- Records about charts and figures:
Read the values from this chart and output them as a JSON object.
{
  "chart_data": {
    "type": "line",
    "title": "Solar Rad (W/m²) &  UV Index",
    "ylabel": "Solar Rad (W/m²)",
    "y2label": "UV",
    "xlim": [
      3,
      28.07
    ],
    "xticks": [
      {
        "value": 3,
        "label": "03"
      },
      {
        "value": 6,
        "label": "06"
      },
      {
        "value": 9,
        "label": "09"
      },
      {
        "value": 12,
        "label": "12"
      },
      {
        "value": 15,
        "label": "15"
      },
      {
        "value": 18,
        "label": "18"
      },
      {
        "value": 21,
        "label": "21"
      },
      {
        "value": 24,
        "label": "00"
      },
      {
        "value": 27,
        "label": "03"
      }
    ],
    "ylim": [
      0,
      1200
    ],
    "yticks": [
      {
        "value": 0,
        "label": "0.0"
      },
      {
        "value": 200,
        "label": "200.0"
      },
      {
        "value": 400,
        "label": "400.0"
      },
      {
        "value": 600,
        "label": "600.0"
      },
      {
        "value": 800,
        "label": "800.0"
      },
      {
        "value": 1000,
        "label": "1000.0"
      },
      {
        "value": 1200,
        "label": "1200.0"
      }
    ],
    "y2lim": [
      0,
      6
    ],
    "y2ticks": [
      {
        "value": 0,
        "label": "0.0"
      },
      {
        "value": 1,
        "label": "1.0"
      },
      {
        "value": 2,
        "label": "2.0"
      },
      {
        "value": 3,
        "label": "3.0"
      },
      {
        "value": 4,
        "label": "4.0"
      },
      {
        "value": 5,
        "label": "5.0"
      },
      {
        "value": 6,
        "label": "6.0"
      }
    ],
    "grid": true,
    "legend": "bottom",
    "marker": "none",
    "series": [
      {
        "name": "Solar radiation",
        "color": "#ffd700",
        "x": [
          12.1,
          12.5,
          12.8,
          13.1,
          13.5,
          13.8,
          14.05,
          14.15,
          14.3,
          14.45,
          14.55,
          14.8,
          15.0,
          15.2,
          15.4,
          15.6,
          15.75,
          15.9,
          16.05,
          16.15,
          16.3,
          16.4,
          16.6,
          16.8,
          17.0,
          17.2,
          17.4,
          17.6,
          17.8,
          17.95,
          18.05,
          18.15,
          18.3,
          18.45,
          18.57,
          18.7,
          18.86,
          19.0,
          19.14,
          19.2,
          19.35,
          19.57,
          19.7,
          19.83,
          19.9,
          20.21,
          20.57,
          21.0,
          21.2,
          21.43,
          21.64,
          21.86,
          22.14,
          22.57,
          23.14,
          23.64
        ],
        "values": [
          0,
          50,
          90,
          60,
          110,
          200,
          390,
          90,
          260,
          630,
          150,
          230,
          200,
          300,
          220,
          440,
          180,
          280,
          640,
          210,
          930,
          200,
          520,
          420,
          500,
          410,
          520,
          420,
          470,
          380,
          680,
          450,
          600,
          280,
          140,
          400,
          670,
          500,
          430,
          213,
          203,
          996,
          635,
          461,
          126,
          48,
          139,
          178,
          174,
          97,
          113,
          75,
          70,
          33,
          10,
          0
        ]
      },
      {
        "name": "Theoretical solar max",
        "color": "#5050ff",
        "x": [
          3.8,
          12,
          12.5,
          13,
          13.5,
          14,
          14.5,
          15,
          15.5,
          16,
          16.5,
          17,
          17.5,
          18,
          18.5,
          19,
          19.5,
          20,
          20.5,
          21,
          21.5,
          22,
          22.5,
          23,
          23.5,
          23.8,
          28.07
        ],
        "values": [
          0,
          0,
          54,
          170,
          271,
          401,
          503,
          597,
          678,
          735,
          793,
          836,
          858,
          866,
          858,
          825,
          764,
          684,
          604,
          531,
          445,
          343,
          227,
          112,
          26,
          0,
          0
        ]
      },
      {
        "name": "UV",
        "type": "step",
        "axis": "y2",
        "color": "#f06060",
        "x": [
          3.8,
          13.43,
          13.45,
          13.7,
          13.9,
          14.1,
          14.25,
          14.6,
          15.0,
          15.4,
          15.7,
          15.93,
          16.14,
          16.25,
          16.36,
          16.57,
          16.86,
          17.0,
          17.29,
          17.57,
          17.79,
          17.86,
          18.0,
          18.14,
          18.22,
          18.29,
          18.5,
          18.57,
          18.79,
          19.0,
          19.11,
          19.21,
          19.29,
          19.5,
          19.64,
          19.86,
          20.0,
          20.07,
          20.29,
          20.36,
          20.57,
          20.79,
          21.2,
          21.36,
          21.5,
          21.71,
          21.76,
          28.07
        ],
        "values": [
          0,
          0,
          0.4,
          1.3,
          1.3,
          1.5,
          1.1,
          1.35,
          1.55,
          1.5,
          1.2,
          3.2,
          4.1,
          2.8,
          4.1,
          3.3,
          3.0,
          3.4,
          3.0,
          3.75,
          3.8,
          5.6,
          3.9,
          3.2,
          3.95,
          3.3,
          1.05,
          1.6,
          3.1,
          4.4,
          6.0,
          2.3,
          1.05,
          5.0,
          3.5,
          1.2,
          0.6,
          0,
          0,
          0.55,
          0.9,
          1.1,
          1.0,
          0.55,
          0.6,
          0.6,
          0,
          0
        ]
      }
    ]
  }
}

- What to work on:
Your task is to repeat every entry exactly.

- Finished answer:
Read the values from this chart and output them as a JSON object.
{
  "chart_data": {
    "type": "line",
    "title": "Solar Rad (W/m²) &  UV Index",
    "ylabel": "Solar Rad (W/m²)",
    "y2label": "UV",
    "xlim": [
      3,
      28.07
    ],
    "xticks": [
      {
        "value": 3,
        "label": "03"
      },
      {
        "value": 6,
        "label": "06"
      },
      {
        "value": 9,
        "label": "09"
      },
      {
        "value": 12,
        "label": "12"
      },
      {
        "value": 15,
        "label": "15"
      },
      {
        "value": 18,
        "label": "18"
      },
      {
        "value": 21,
        "label": "21"
      },
      {
        "value": 24,
        "label": "00"
      },
      {
        "value": 27,
        "label": "03"
      }
    ],
    "ylim": [
      0,
      1200
    ],
    "yticks": [
      {
        "value": 0,
        "label": "0.0"
      },
      {
        "value": 200,
        "label": "200.0"
      },
      {
        "value": 400,
        "label": "400.0"
      },
      {
        "value": 600,
        "label": "600.0"
      },
      {
        "value": 800,
        "label": "800.0"
      },
      {
        "value": 1000,
        "label": "1000.0"
      },
      {
        "value": 1200,
        "label": "1200.0"
      }
    ],
    "y2lim": [
      0,
      6
    ],
    "y2ticks": [
      {
        "value": 0,
        "label": "0.0"
      },
      {
        "value": 1,
        "label": "1.0"
      },
      {
        "value": 2,
        "label": "2.0"
      },
      {
        "value": 3,
        "label": "3.0"
      },
      {
        "value": 4,
        "label": "4.0"
      },
      {
        "value": 5,
        "label": "5.0"
      },
      {
        "value": 6,
        "label": "6.0"
      }
    ],
    "grid": true,
    "legend": "bottom",
    "marker": "none",
    "series": [
      {
        "name": "Solar radiation",
        "color": "#ffd700",
        "x": [
          12.1,
          12.5,
          12.8,
          13.1,
          13.5,
          13.8,
          14.05,
          14.15,
          14.3,
          14.45,
          14.55,
          14.8,
          15.0,
          15.2,
          15.4,
          15.6,
          15.75,
          15.9,
          16.05,
          16.15,
          16.3,
          16.4,
          16.6,
          16.8,
          17.0,
          17.2,
          17.4,
          17.6,
          17.8,
          17.95,
          18.05,
          18.15,
          18.3,
          18.45,
          18.57,
          18.7,
          18.86,
          19.0,
          19.14,
          19.2,
          19.35,
          19.57,
          19.7,
          19.83,
          19.9,
          20.21,
          20.57,
          21.0,
          21.2,
          21.43,
          21.64,
          21.86,
          22.14,
          22.57,
          23.14,
          23.64
        ],
        "values": [
          0,
          50,
          90,
          60,
          110,
          200,
          390,
          90,
          260,
          630,
          150,
          230,
          200,
          300,
          220,
          440,
          180,
          280,
          640,
          210,
          930,
          200,
          520,
          420,
          500,
          410,
          520,
          420,
          470,
          380,
          680,
          450,
          600,
          280,
          140,
          400,
          670,
          500,
          430,
          213,
          203,
          996,
          635,
          461,
          126,
          48,
          139,
          178,
          174,
          97,
          113,
          75,
          70,
          33,
          10,
          0
        ]
      },
      {
        "name": "Theoretical solar max",
        "color": "#5050ff",
        "x": [
          3.8,
          12,
          12.5,
          13,
          13.5,
          14,
          14.5,
          15,
          15.5,
          16,
          16.5,
          17,
          17.5,
          18,
          18.5,
          19,
          19.5,
          20,
          20.5,
          21,
          21.5,
          22,
          22.5,
          23,
          23.5,
          23.8,
          28.07
        ],
        "values": [
          0,
          0,
          54,
          170,
          271,
          401,
          503,
          597,
          678,
          735,
          793,
          836,
          858,
          866,
          858,
          825,
          764,
          684,
          604,
          531,
          445,
          343,
          227,
          112,
          26,
          0,
          0
        ]
      },
      {
        "name": "UV",
        "type": "step",
        "axis": "y2",
        "color": "#f06060",
        "x": [
          3.8,
          13.43,
          13.45,
          13.7,
          13.9,
          14.1,
          14.25,
          14.6,
          15.0,
          15.4,
          15.7,
          15.93,
          16.14,
          16.25,
          16.36,
          16.57,
          16.86,
          17.0,
          17.29,
          17.57,
          17.79,
          17.86,
          18.0,
          18.14,
          18.22,
          18.29,
          18.5,
          18.57,
          18.79,
          19.0,
          19.11,
          19.21,
          19.29,
          19.5,
          19.64,
          19.86,
          20.0,
          20.07,
          20.29,
          20.36,
          20.57,
          20.79,
          21.2,
          21.36,
          21.5,
          21.71,
          21.76,
          28.07
        ],
        "values": [
          0,
          0,
          0.4,
          1.3,
          1.3,
          1.5,
          1.1,
          1.35,
          1.55,
          1.5,
          1.2,
          3.2,
          4.1,
          2.8,
          4.1,
          3.3,
          3.0,
          3.4,
          3.0,
          3.75,
          3.8,
          5.6,
          3.9,
          3.2,
          3.95,
          3.3,
          1.05,
          1.6,
          3.1,
          4.4,
          6.0,
          2.3,
          1.05,
          5.0,
          3.5,
          1.2,
          0.6,
          0,
          0,
          0.55,
          0.9,
          1.1,
          1.0,
          0.55,
          0.6,
          0.6,
          0,
          0
        ]
      }
    ]
  }
}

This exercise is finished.